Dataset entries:

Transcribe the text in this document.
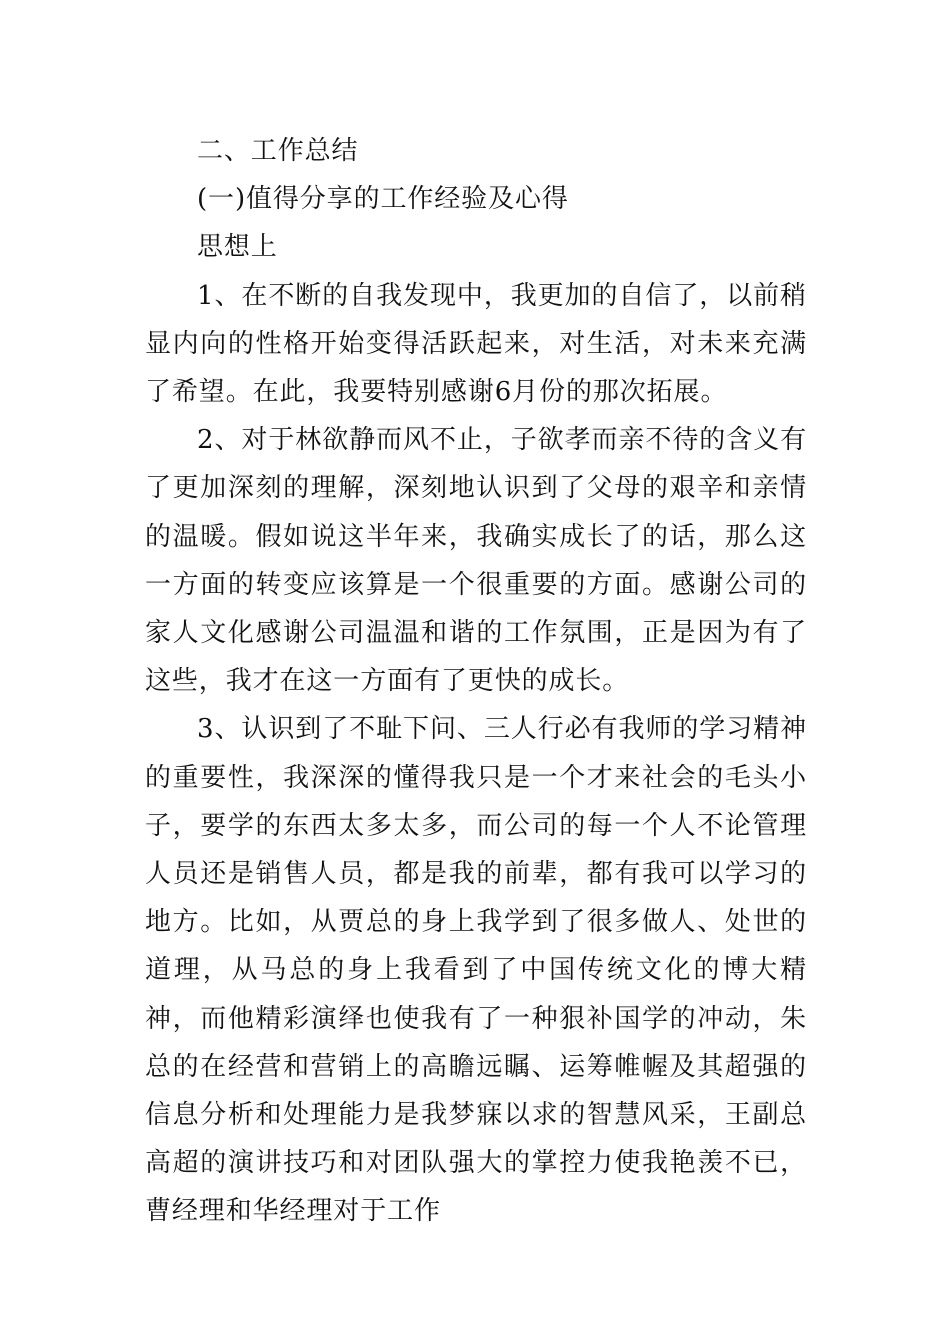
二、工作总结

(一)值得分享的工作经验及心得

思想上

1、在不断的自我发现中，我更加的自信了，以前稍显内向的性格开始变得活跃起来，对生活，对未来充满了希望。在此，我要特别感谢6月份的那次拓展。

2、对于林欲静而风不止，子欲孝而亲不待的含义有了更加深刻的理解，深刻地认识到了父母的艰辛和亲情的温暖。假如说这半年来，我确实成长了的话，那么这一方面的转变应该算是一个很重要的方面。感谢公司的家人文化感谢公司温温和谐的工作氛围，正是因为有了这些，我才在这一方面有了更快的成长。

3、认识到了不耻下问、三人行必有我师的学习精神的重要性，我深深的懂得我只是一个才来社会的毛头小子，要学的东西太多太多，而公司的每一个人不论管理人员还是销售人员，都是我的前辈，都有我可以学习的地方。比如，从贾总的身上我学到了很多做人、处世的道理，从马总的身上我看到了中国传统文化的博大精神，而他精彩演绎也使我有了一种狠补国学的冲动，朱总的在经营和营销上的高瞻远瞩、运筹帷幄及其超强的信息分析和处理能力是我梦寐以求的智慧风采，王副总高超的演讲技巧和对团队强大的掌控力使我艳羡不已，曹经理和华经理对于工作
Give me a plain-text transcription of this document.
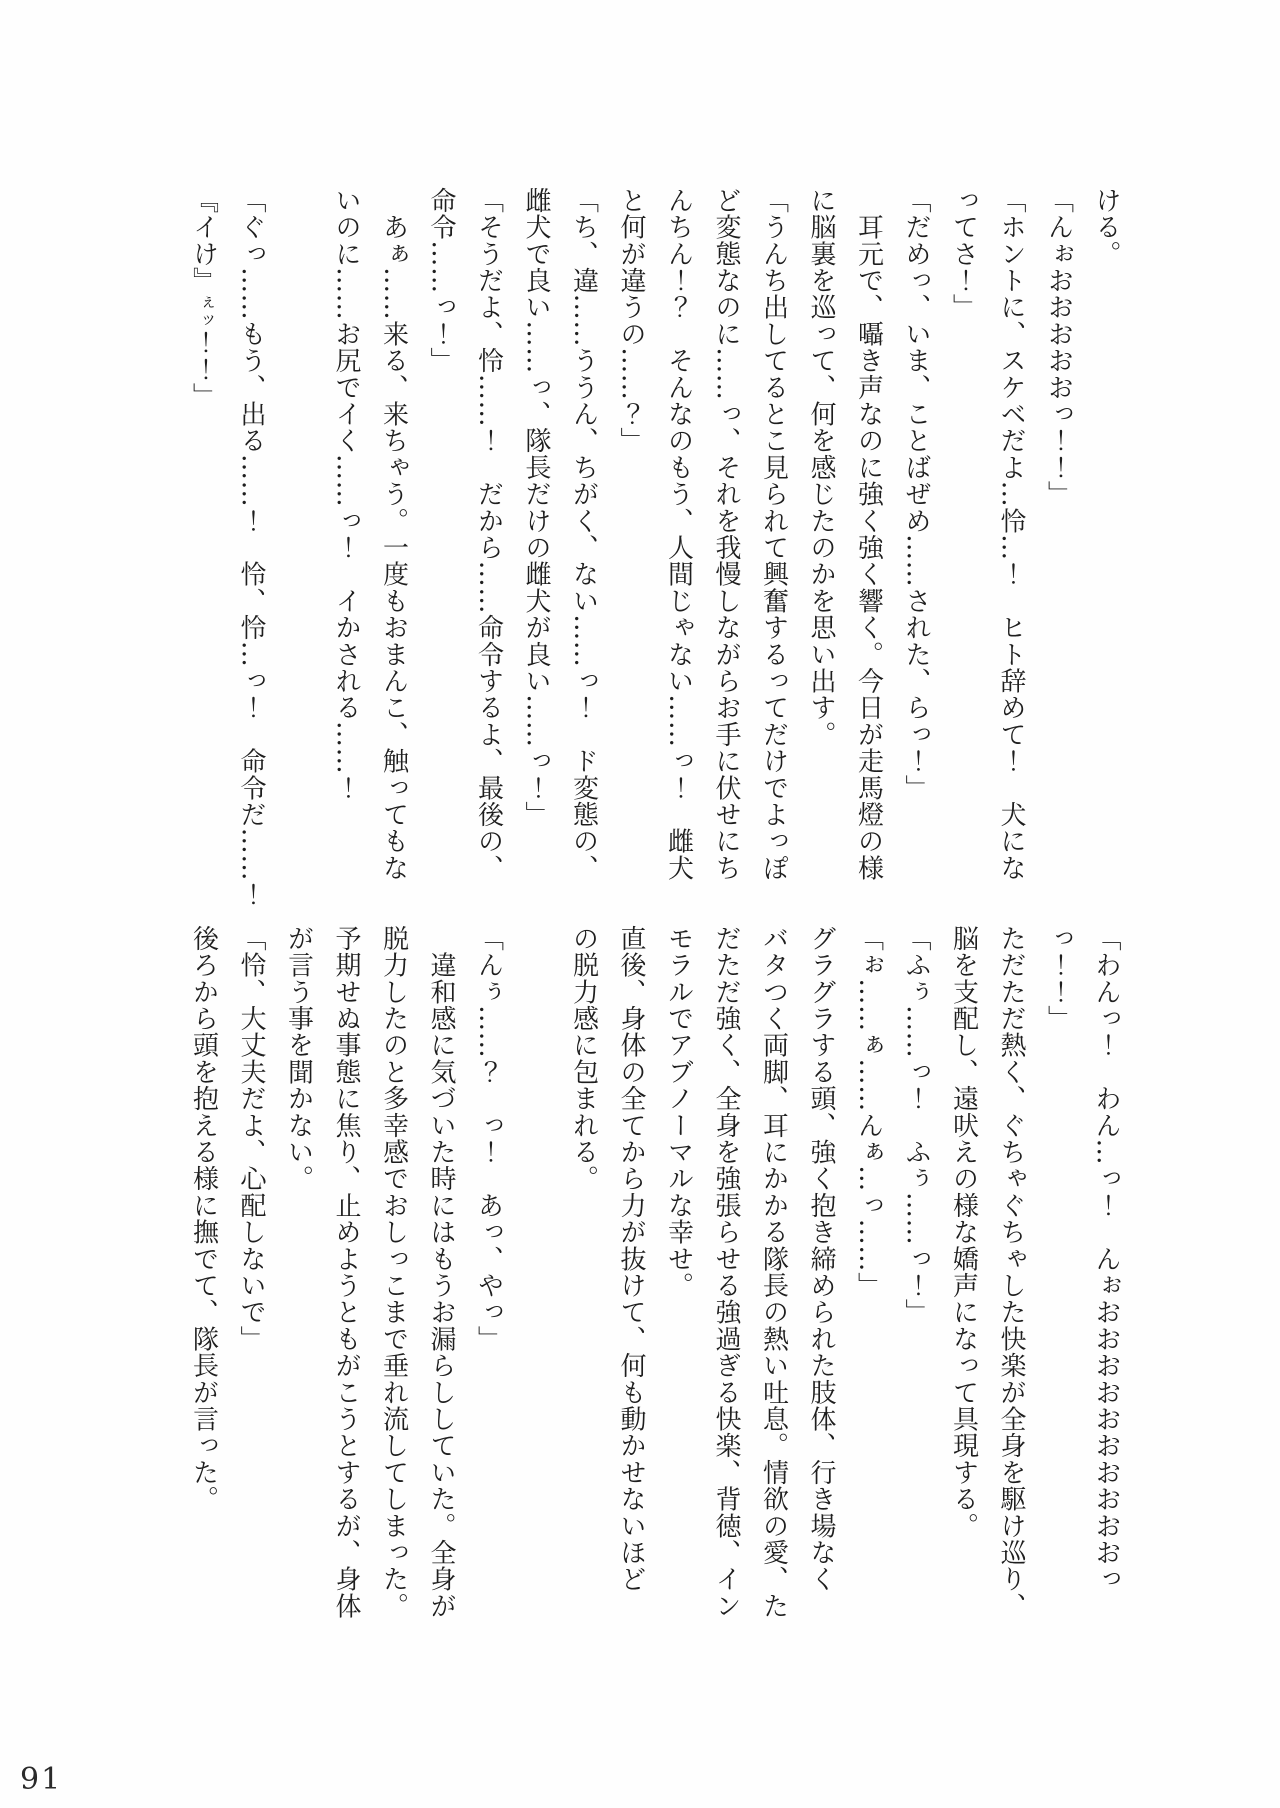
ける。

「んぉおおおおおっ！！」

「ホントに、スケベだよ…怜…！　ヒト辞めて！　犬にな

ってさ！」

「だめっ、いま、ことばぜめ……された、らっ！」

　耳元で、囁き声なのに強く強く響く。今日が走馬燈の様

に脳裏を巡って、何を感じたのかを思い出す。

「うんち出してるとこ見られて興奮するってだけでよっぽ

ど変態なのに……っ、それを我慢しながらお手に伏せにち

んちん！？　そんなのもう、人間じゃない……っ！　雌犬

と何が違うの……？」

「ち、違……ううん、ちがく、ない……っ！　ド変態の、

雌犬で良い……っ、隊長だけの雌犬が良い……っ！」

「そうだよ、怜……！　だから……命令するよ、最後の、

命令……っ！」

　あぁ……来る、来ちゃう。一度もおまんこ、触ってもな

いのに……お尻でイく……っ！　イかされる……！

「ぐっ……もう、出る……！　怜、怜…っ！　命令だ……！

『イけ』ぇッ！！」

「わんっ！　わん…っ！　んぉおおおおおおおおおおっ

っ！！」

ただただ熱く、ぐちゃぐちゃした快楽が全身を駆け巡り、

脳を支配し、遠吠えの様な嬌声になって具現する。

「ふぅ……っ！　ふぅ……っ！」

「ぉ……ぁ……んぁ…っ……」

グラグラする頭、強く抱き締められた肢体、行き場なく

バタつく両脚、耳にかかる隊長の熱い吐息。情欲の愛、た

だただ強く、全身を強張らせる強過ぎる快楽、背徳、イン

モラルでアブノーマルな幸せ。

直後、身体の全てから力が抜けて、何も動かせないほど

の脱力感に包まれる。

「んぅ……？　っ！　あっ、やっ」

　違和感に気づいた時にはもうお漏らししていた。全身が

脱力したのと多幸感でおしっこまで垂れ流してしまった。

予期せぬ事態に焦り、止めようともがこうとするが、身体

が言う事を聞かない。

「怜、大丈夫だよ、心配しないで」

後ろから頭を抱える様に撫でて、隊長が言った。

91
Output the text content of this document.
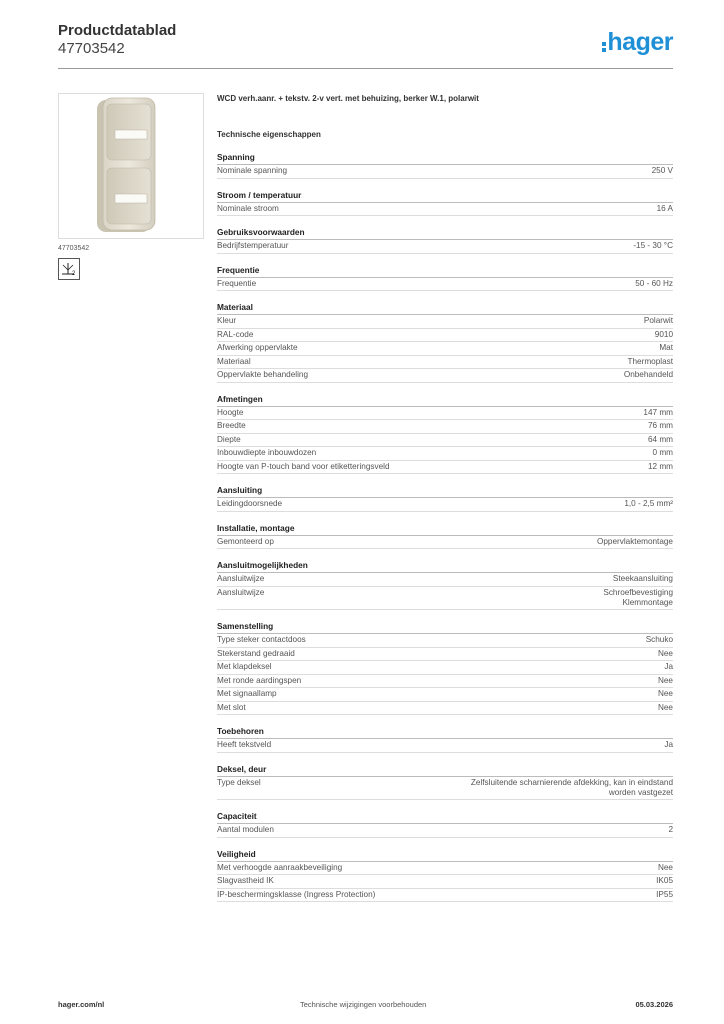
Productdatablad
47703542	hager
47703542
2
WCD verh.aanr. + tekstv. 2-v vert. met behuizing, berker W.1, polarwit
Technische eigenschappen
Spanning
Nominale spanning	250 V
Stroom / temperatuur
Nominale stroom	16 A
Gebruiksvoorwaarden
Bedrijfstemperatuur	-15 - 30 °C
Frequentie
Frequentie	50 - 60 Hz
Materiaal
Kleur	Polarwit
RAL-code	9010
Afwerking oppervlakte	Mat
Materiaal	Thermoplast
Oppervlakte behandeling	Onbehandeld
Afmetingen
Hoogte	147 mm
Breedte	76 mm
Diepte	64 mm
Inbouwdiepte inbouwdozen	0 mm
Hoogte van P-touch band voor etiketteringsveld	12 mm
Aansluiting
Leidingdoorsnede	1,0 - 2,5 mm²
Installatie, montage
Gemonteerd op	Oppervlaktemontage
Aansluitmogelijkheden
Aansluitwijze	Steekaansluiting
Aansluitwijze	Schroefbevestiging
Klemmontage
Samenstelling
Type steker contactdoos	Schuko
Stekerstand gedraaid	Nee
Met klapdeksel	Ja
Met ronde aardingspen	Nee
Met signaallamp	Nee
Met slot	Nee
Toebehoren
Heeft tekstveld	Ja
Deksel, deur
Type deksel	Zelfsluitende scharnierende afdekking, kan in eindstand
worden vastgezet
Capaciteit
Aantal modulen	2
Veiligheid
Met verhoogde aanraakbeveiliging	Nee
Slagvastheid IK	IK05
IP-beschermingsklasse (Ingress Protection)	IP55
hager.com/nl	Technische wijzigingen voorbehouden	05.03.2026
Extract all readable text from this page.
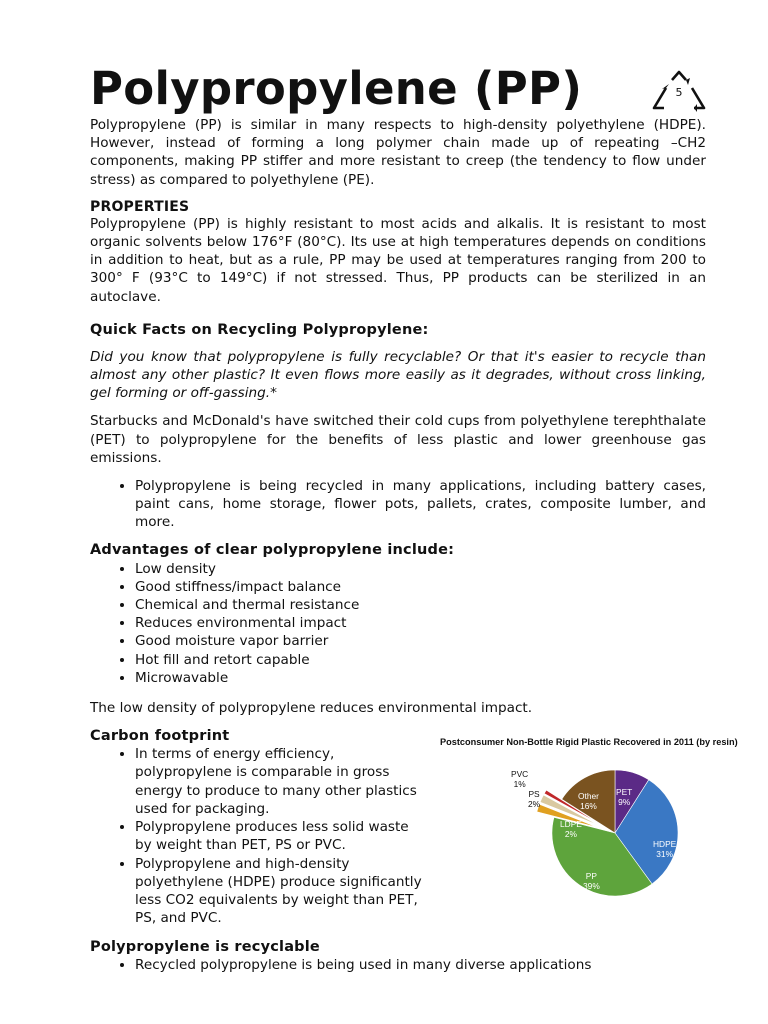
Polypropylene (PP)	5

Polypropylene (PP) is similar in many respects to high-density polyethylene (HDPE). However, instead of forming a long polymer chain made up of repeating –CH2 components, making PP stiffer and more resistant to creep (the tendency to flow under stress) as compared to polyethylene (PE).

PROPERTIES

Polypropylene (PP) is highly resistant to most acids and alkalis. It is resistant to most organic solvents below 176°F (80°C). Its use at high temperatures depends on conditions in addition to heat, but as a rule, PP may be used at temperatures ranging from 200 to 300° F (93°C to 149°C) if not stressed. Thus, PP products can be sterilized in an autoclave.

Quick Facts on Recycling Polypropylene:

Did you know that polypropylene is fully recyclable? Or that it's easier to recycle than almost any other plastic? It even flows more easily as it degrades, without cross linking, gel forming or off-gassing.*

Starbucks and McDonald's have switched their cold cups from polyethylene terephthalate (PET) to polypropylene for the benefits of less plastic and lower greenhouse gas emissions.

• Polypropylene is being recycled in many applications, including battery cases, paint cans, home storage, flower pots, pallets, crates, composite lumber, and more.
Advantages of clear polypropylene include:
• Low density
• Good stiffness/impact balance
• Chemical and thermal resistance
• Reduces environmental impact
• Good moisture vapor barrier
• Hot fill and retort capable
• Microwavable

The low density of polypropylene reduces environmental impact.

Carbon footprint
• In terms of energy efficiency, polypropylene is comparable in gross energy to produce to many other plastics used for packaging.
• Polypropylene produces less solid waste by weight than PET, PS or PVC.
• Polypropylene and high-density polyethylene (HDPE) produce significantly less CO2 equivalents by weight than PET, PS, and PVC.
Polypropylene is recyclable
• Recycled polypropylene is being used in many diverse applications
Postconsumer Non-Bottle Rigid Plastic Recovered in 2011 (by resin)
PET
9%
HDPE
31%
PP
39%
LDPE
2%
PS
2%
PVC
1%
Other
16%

→ **STATED TASK**:
Copy out each line of the entries that holds "applications".

→ **FULL OUTPUT**:
• Polypropylene is being recycled in many applications, including battery cases, paint cans, home storage, flower pots, pallets, crates, composite lumber, and more.
• Recycled polypropylene is being used in many diverse applications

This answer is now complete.